--- Task statement ---
Give back only the lines from the one with "Read this page and output its text content." through the last line of the data, exactly as they appear.

--- Material to process ---
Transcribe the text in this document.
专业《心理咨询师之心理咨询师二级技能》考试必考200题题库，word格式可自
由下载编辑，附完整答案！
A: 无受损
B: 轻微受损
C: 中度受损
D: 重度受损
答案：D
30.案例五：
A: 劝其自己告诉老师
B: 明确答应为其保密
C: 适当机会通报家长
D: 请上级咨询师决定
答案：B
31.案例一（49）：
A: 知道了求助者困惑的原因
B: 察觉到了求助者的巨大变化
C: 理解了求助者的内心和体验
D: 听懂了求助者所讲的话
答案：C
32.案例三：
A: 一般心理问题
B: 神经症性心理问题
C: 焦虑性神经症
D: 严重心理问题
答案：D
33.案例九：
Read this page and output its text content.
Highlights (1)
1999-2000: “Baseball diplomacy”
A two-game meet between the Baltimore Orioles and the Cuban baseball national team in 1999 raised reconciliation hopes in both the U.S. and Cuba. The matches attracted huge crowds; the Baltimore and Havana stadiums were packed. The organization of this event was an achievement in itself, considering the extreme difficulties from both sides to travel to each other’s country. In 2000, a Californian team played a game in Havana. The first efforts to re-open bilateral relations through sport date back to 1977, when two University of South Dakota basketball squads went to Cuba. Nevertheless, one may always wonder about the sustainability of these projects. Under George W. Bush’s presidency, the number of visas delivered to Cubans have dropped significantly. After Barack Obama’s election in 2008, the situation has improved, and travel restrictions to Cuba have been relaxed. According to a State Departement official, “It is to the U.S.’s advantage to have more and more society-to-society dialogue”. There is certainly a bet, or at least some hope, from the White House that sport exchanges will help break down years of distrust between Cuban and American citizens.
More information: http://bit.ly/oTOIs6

--- Task response ---
Read this page and output its text content.
Highlights (1)
1999-2000: “Baseball diplomacy”
A two-game meet between the Baltimore Orioles and the Cuban baseball national team in 1999 raised reconciliation hopes in both the U.S. and Cuba. The matches attracted huge crowds; the Baltimore and Havana stadiums were packed. The organization of this event was an achievement in itself, considering the extreme difficulties from both sides to travel to each other’s country. In 2000, a Californian team played a game in Havana. The first efforts to re-open bilateral relations through sport date back to 1977, when two University of South Dakota basketball squads went to Cuba. Nevertheless, one may always wonder about the sustainability of these projects. Under George W. Bush’s presidency, the number of visas delivered to Cubans have dropped significantly. After Barack Obama’s election in 2008, the situation has improved, and travel restrictions to Cuba have been relaxed. According to a State Departement official, “It is to the U.S.’s advantage to have more and more society-to-society dialogue”. There is certainly a bet, or at least some hope, from the White House that sport exchanges will help break down years of distrust between Cuban and American citizens.
More information: http://bit.ly/oTOIs6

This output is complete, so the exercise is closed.